── Stored data
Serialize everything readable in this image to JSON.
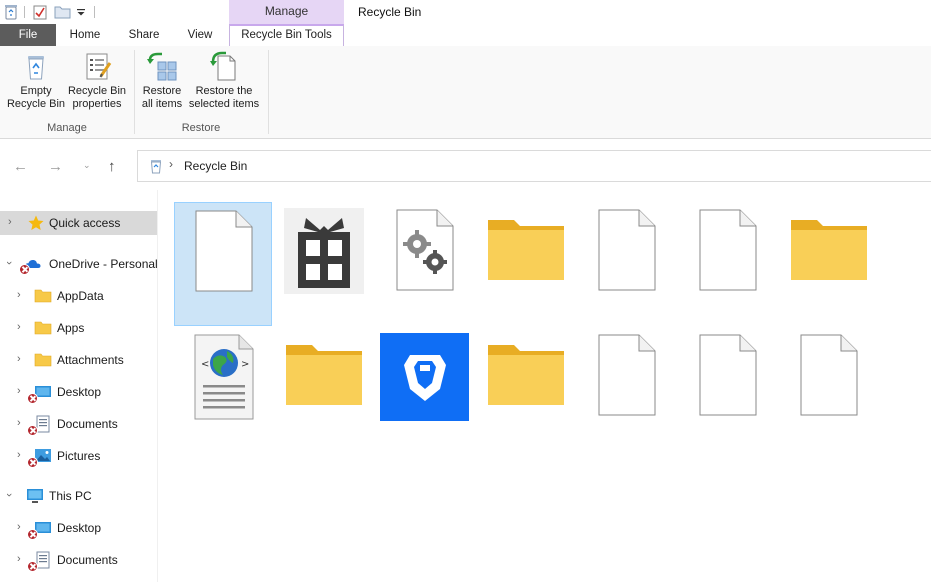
{
  "window": {
    "title": "Recycle Bin",
    "context_tab_group": "Manage"
  },
  "tabs": {
    "file": "File",
    "home": "Home",
    "share": "Share",
    "view": "View",
    "recycle_bin_tools": "Recycle Bin Tools"
  },
  "ribbon": {
    "manage_group": {
      "label": "Manage",
      "empty_line1": "Empty",
      "empty_line2": "Recycle Bin",
      "props_line1": "Recycle Bin",
      "props_line2": "properties"
    },
    "restore_group": {
      "label": "Restore",
      "all_line1": "Restore",
      "all_line2": "all items",
      "sel_line1": "Restore the",
      "sel_line2": "selected items"
    }
  },
  "address": {
    "path": "Recycle Bin"
  },
  "sidebar": {
    "items": [
      {
        "label": "Quick access"
      },
      {
        "label": "OneDrive - Personal"
      },
      {
        "label": "AppData"
      },
      {
        "label": "Apps"
      },
      {
        "label": "Attachments"
      },
      {
        "label": "Desktop"
      },
      {
        "label": "Documents"
      },
      {
        "label": "Pictures"
      },
      {
        "label": "This PC"
      },
      {
        "label": "Desktop"
      },
      {
        "label": "Documents"
      }
    ]
  },
  "content": {
    "items": [
      {
        "icon": "blank-file-icon"
      },
      {
        "icon": "gift-app-icon"
      },
      {
        "icon": "settings-file-icon"
      },
      {
        "icon": "folder-icon"
      },
      {
        "icon": "blank-file-icon"
      },
      {
        "icon": "blank-file-icon"
      },
      {
        "icon": "folder-icon"
      },
      {
        "icon": "html-document-icon"
      },
      {
        "icon": "folder-icon"
      },
      {
        "icon": "shield-app-icon"
      },
      {
        "icon": "folder-icon"
      },
      {
        "icon": "blank-file-icon"
      },
      {
        "icon": "blank-file-icon"
      },
      {
        "icon": "blank-file-icon"
      }
    ]
  },
  "colors": {
    "context_tab": "#e6d6f5",
    "file_tab": "#5c5c5c",
    "selection": "#cce4f7",
    "folder": "#f7c948",
    "error_badge": "#b3262d",
    "app_blue": "#0f6ef5"
  }
}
────
*Work instructions*: Each entry must be retyped word for word, with every image omitted.

*Task result*:
Serialize everything readable in this image to JSON.
{
  "window": {
    "title": "Recycle Bin",
    "context_tab_group": "Manage"
  },
  "tabs": {
    "file": "File",
    "home": "Home",
    "share": "Share",
    "view": "View",
    "recycle_bin_tools": "Recycle Bin Tools"
  },
  "ribbon": {
    "manage_group": {
      "label": "Manage",
      "empty_line1": "Empty",
      "empty_line2": "Recycle Bin",
      "props_line1": "Recycle Bin",
      "props_line2": "properties"
    },
    "restore_group": {
      "label": "Restore",
      "all_line1": "Restore",
      "all_line2": "all items",
      "sel_line1": "Restore the",
      "sel_line2": "selected items"
    }
  },
  "address": {
    "path": "Recycle Bin"
  },
  "sidebar": {
    "items": [
      {
        "label": "Quick access"
      },
      {
        "label": "OneDrive - Personal"
      },
      {
        "label": "AppData"
      },
      {
        "label": "Apps"
      },
      {
        "label": "Attachments"
      },
      {
        "label": "Desktop"
      },
      {
        "label": "Documents"
      },
      {
        "label": "Pictures"
      },
      {
        "label": "This PC"
      },
      {
        "label": "Desktop"
      },
      {
        "label": "Documents"
      }
    ]
  },
  "content": {
    "items": [
      {
        "icon": "blank-file-icon"
      },
      {
        "icon": "gift-app-icon"
      },
      {
        "icon": "settings-file-icon"
      },
      {
        "icon": "folder-icon"
      },
      {
        "icon": "blank-file-icon"
      },
      {
        "icon": "blank-file-icon"
      },
      {
        "icon": "folder-icon"
      },
      {
        "icon": "html-document-icon"
      },
      {
        "icon": "folder-icon"
      },
      {
        "icon": "shield-app-icon"
      },
      {
        "icon": "folder-icon"
      },
      {
        "icon": "blank-file-icon"
      },
      {
        "icon": "blank-file-icon"
      },
      {
        "icon": "blank-file-icon"
      }
    ]
  },
  "colors": {
    "context_tab": "#e6d6f5",
    "file_tab": "#5c5c5c",
    "selection": "#cce4f7",
    "folder": "#f7c948",
    "error_badge": "#b3262d",
    "app_blue": "#0f6ef5"
  }
}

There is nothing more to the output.